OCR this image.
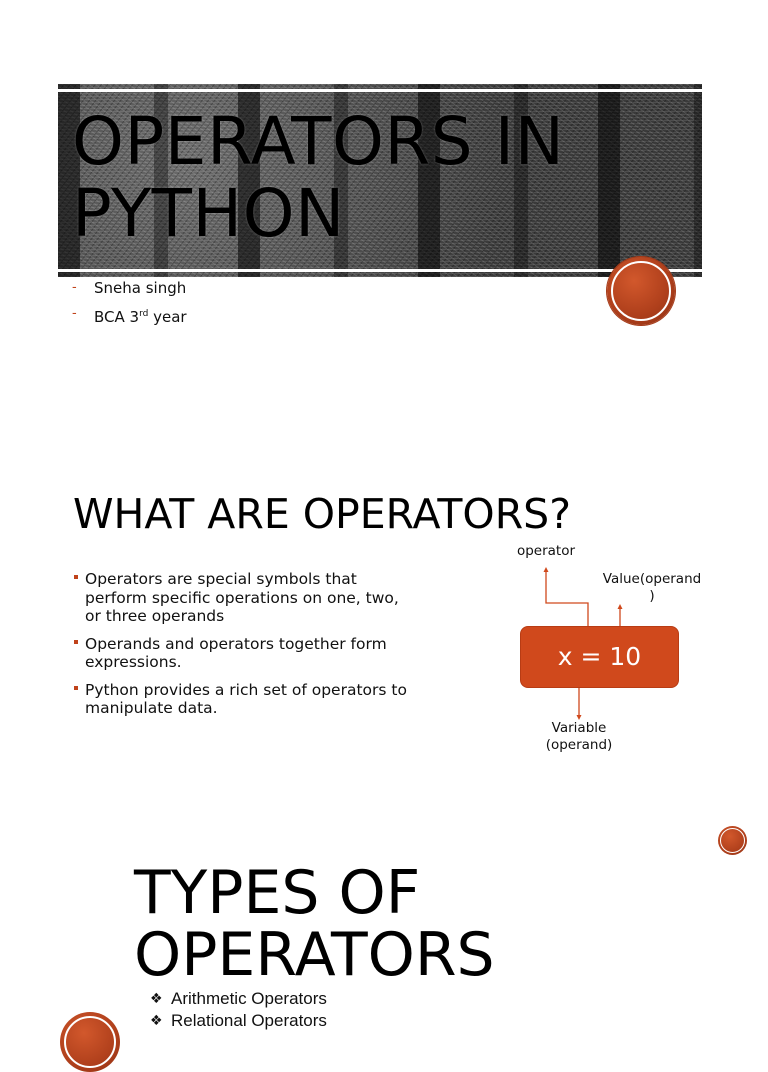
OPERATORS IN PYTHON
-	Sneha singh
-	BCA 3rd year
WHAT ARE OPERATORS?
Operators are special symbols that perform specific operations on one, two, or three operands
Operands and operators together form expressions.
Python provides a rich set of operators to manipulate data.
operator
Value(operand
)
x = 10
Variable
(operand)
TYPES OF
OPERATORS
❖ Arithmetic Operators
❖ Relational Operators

┄┄┄┄┄┄

** Exercise **
Each entry gets copied exactly; the pictures stay out.

** Written answer **
OCR this image.
OPERATORS IN PYTHON
-	Sneha singh
-	BCA 3rd year
WHAT ARE OPERATORS?
Operators are special symbols that perform specific operations on one, two, or three operands
Operands and operators together form expressions.
Python provides a rich set of operators to manipulate data.
operator
Value(operand
)
x = 10
Variable
(operand)
TYPES OF
OPERATORS
❖ Arithmetic Operators
❖ Relational Operators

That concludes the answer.